### WRITTEN EXERCISE
Convert every line of the records below into a numbered list, omitting any blank lines.
**** TASK MATERIAL
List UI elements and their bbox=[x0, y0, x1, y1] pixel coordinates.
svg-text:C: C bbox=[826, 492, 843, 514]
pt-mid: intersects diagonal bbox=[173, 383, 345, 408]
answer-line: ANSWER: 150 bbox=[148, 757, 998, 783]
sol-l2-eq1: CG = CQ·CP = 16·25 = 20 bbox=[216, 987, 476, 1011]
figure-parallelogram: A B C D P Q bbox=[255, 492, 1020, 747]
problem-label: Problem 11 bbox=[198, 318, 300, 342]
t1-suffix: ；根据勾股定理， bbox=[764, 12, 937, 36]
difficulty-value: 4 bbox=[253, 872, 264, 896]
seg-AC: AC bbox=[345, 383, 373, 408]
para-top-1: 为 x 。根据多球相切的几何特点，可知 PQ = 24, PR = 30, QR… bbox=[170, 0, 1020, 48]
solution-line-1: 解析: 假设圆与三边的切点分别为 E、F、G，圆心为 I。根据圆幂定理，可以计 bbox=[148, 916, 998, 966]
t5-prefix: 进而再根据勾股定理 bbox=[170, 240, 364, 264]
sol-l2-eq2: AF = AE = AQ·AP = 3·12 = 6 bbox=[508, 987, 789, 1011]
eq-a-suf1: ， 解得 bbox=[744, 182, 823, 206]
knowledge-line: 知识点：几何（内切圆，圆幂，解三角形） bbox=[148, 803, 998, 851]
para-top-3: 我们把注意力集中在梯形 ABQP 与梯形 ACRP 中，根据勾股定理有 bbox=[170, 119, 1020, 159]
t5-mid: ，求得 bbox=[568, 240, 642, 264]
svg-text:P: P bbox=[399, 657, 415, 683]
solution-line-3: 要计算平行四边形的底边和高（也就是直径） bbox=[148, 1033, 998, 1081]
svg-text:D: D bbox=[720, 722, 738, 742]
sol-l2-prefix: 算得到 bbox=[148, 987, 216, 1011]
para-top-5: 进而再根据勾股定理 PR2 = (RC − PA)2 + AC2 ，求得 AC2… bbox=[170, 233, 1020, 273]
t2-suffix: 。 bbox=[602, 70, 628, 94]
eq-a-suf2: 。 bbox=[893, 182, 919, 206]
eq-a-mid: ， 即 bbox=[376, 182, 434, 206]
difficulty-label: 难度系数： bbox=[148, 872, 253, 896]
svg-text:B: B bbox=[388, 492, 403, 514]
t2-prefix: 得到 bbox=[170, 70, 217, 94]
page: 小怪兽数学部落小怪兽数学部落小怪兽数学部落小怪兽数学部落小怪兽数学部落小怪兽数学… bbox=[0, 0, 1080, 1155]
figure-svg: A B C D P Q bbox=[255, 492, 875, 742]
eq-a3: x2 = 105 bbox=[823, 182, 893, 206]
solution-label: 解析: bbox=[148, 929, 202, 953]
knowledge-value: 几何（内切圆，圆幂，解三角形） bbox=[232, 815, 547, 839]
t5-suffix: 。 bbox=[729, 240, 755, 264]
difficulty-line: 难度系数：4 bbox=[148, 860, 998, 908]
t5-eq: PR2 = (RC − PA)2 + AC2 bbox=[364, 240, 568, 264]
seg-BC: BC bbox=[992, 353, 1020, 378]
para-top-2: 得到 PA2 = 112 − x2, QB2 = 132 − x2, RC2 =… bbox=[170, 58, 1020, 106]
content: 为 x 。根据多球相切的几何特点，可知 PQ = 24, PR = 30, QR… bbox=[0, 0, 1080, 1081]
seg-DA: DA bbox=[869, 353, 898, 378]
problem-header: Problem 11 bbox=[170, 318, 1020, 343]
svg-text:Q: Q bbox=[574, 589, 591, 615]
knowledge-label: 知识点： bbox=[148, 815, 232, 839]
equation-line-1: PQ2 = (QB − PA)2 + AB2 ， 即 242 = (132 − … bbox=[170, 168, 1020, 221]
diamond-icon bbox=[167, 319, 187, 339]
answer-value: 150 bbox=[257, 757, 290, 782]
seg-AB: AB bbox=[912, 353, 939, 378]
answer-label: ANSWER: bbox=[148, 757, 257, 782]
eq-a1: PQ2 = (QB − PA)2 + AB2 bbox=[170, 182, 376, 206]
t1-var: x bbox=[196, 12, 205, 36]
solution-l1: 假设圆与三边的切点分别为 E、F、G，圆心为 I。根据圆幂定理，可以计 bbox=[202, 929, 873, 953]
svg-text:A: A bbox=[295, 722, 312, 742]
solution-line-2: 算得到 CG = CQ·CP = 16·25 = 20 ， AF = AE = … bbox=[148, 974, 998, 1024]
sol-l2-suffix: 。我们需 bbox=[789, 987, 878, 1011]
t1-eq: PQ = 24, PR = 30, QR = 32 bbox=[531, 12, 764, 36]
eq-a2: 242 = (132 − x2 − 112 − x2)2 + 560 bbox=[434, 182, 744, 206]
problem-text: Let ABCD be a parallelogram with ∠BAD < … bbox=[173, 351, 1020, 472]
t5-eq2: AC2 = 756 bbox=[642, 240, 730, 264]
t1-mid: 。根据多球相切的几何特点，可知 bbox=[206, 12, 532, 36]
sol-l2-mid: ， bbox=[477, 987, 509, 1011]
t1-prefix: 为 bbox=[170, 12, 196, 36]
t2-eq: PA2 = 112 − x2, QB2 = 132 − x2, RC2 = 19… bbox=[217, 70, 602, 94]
********
### OUTPUT BELOW
1. List UI elements and their bbox=[x0, y0, x1, y1] pixel coordinates.
2. svg-text:C: C bbox=[826, 492, 843, 514]
3. pt-mid: intersects diagonal bbox=[173, 383, 345, 408]
4. answer-line: ANSWER: 150 bbox=[148, 757, 998, 783]
5. sol-l2-eq1: CG = CQ·CP = 16·25 = 20 bbox=[216, 987, 476, 1011]
6. figure-parallelogram: A B C D P Q bbox=[255, 492, 1020, 747]
7. problem-label: Problem 11 bbox=[198, 318, 300, 342]
8. t1-suffix: ；根据勾股定理， bbox=[764, 12, 937, 36]
9. difficulty-value: 4 bbox=[253, 872, 264, 896]
10. seg-AC: AC bbox=[345, 383, 373, 408]
11. para-top-1: 为 x 。根据多球相切的几何特点，可知 PQ = 24, PR = 30, QR… bbox=[170, 0, 1020, 48]
12. solution-line-1: 解析: 假设圆与三边的切点分别为 E、F、G，圆心为 I。根据圆幂定理，可以计 bbox=[148, 916, 998, 966]
13. t5-prefix: 进而再根据勾股定理 bbox=[170, 240, 364, 264]
14. sol-l2-eq2: AF = AE = AQ·AP = 3·12 = 6 bbox=[508, 987, 789, 1011]
15. eq-a-suf1: ， 解得 bbox=[744, 182, 823, 206]
16. knowledge-line: 知识点：几何（内切圆，圆幂，解三角形） bbox=[148, 803, 998, 851]
17. para-top-3: 我们把注意力集中在梯形 ABQP 与梯形 ACRP 中，根据勾股定理有 bbox=[170, 119, 1020, 159]
18. t5-mid: ，求得 bbox=[568, 240, 642, 264]
19. svg-text:P: P bbox=[399, 657, 415, 683]
20. solution-line-3: 要计算平行四边形的底边和高（也就是直径） bbox=[148, 1033, 998, 1081]
21. svg-text:D: D bbox=[720, 722, 738, 742]
22. sol-l2-prefix: 算得到 bbox=[148, 987, 216, 1011]
23. para-top-5: 进而再根据勾股定理 PR2 = (RC − PA)2 + AC2 ，求得 AC2… bbox=[170, 233, 1020, 273]
24. t2-suffix: 。 bbox=[602, 70, 628, 94]
25. eq-a-suf2: 。 bbox=[893, 182, 919, 206]
26. eq-a-mid: ， 即 bbox=[376, 182, 434, 206]
27. difficulty-label: 难度系数： bbox=[148, 872, 253, 896]
28. svg-text:B: B bbox=[388, 492, 403, 514]
29. t2-prefix: 得到 bbox=[170, 70, 217, 94]
30. page: 小怪兽数学部落小怪兽数学部落小怪兽数学部落小怪兽数学部落小怪兽数学部落小怪兽数学… bbox=[0, 0, 1080, 1155]
31. figure-svg: A B C D P Q bbox=[255, 492, 875, 742]
32. eq-a3: x2 = 105 bbox=[823, 182, 893, 206]
33. solution-label: 解析: bbox=[148, 929, 202, 953]
34. knowledge-value: 几何（内切圆，圆幂，解三角形） bbox=[232, 815, 547, 839]
35. t5-suffix: 。 bbox=[729, 240, 755, 264]
36. difficulty-line: 难度系数：4 bbox=[148, 860, 998, 908]
37. t5-eq: PR2 = (RC − PA)2 + AC2 bbox=[364, 240, 568, 264]
38. seg-BC: BC bbox=[992, 353, 1020, 378]
39. para-top-2: 得到 PA2 = 112 − x2, QB2 = 132 − x2, RC2 =… bbox=[170, 58, 1020, 106]
40. content: 为 x 。根据多球相切的几何特点，可知 PQ = 24, PR = 30, QR… bbox=[0, 0, 1080, 1081]
41. seg-DA: DA bbox=[869, 353, 898, 378]
42. problem-header: Problem 11 bbox=[170, 318, 1020, 343]
43. svg-text:Q: Q bbox=[574, 589, 591, 615]
44. knowledge-label: 知识点： bbox=[148, 815, 232, 839]
45. equation-line-1: PQ2 = (QB − PA)2 + AB2 ， 即 242 = (132 − … bbox=[170, 168, 1020, 221]
46. diamond-icon bbox=[167, 319, 187, 339]
47. answer-value: 150 bbox=[257, 757, 290, 782]
48. seg-AB: AB bbox=[912, 353, 939, 378]
49. answer-label: ANSWER: bbox=[148, 757, 257, 782]
50. eq-a1: PQ2 = (QB − PA)2 + AB2 bbox=[170, 182, 376, 206]
51. t1-var: x bbox=[196, 12, 205, 36]
52. solution-l1: 假设圆与三边的切点分别为 E、F、G，圆心为 I。根据圆幂定理，可以计 bbox=[202, 929, 873, 953]
53. svg-text:A: A bbox=[295, 722, 312, 742]
54. solution-line-2: 算得到 CG = CQ·CP = 16·25 = 20 ， AF = AE = … bbox=[148, 974, 998, 1024]
55. sol-l2-suffix: 。我们需 bbox=[789, 987, 878, 1011]
56. t1-eq: PQ = 24, PR = 30, QR = 32 bbox=[531, 12, 764, 36]
57. eq-a2: 242 = (132 − x2 − 112 − x2)2 + 560 bbox=[434, 182, 744, 206]
58. problem-text: Let ABCD be a parallelogram with ∠BAD < … bbox=[173, 351, 1020, 472]
59. t5-eq2: AC2 = 756 bbox=[642, 240, 730, 264]
60. t1-mid: 。根据多球相切的几何特点，可知 bbox=[206, 12, 532, 36]
61. sol-l2-mid: ， bbox=[477, 987, 509, 1011]
62. t1-prefix: 为 bbox=[170, 12, 196, 36]
63. t2-eq: PA2 = 112 − x2, QB2 = 132 − x2, RC2 = 19… bbox=[217, 70, 602, 94]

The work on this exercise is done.